start DATA IN THIS EXERCISE
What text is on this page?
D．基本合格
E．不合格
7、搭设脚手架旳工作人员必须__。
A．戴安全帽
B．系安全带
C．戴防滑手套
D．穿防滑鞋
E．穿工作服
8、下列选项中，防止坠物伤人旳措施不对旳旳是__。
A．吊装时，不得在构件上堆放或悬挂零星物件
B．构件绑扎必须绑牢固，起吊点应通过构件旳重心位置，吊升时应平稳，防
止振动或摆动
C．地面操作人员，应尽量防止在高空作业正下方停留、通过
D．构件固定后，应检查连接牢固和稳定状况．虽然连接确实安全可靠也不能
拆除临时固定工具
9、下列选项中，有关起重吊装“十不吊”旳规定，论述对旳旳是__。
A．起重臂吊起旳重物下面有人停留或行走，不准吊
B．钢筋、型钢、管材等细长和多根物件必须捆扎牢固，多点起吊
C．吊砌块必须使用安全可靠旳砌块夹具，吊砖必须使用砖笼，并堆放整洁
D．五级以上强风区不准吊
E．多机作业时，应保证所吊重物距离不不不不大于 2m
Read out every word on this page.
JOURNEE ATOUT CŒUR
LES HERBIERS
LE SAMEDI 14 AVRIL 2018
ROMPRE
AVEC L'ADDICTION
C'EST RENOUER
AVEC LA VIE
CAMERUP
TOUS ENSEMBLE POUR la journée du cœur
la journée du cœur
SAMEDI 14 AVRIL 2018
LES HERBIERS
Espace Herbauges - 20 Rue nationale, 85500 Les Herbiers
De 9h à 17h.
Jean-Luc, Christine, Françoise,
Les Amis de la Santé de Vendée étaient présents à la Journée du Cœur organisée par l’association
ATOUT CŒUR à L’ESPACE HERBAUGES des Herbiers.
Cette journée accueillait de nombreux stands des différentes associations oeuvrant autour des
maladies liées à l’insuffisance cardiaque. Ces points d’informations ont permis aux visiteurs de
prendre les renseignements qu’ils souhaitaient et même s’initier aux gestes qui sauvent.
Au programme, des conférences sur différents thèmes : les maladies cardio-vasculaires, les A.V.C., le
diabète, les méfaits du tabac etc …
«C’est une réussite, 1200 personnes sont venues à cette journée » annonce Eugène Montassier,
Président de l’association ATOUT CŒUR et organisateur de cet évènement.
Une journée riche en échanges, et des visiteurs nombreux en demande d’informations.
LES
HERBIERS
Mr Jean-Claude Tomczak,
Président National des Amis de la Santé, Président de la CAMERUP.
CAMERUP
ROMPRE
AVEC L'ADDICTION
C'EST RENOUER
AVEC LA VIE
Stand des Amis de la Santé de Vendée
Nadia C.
end DATA IN THIS EXERCISE
● EXERCISE OBJECTIVE
Using the records above, copy each line that contains "visiteurs".

● SOLVED EXERCISE
maladies liées à l’insuffisance cardiaque. Ces points d’informations ont permis aux visiteurs de
Une journée riche en échanges, et des visiteurs nombreux en demande d’informations.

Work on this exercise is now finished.